Lines of data:

** START **

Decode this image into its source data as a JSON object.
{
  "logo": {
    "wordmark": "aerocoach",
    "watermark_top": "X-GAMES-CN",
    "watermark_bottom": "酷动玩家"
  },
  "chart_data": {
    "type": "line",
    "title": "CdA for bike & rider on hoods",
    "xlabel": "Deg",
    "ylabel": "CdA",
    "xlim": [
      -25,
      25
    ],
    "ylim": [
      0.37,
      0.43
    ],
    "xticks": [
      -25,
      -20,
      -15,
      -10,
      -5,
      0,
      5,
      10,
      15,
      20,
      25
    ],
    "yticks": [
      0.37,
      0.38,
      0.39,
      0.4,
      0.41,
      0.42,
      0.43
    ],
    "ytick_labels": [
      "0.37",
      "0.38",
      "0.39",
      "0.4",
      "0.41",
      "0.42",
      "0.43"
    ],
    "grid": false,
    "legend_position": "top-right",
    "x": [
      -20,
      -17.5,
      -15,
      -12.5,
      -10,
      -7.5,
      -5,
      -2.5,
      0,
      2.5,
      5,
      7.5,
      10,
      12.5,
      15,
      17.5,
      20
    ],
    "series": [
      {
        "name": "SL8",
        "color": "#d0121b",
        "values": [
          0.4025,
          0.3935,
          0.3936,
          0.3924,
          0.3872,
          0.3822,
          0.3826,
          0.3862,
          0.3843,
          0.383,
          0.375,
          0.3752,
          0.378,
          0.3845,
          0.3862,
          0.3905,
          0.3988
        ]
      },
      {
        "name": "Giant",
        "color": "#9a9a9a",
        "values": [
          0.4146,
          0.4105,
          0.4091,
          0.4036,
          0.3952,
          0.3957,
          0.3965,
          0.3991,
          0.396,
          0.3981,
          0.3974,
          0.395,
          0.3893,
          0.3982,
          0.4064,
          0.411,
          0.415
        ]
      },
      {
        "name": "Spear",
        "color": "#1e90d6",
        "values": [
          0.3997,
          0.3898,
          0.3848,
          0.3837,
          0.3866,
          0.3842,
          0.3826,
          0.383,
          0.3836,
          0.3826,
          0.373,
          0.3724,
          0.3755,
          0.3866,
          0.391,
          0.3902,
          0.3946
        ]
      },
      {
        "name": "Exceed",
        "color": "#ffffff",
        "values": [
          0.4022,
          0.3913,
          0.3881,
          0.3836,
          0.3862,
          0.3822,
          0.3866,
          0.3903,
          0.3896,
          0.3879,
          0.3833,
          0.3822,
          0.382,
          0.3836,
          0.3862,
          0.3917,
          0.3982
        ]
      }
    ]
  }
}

** END **

Using the material above, count the lines containing the word "color". Reply with the number alone.

## [Worked solution]
4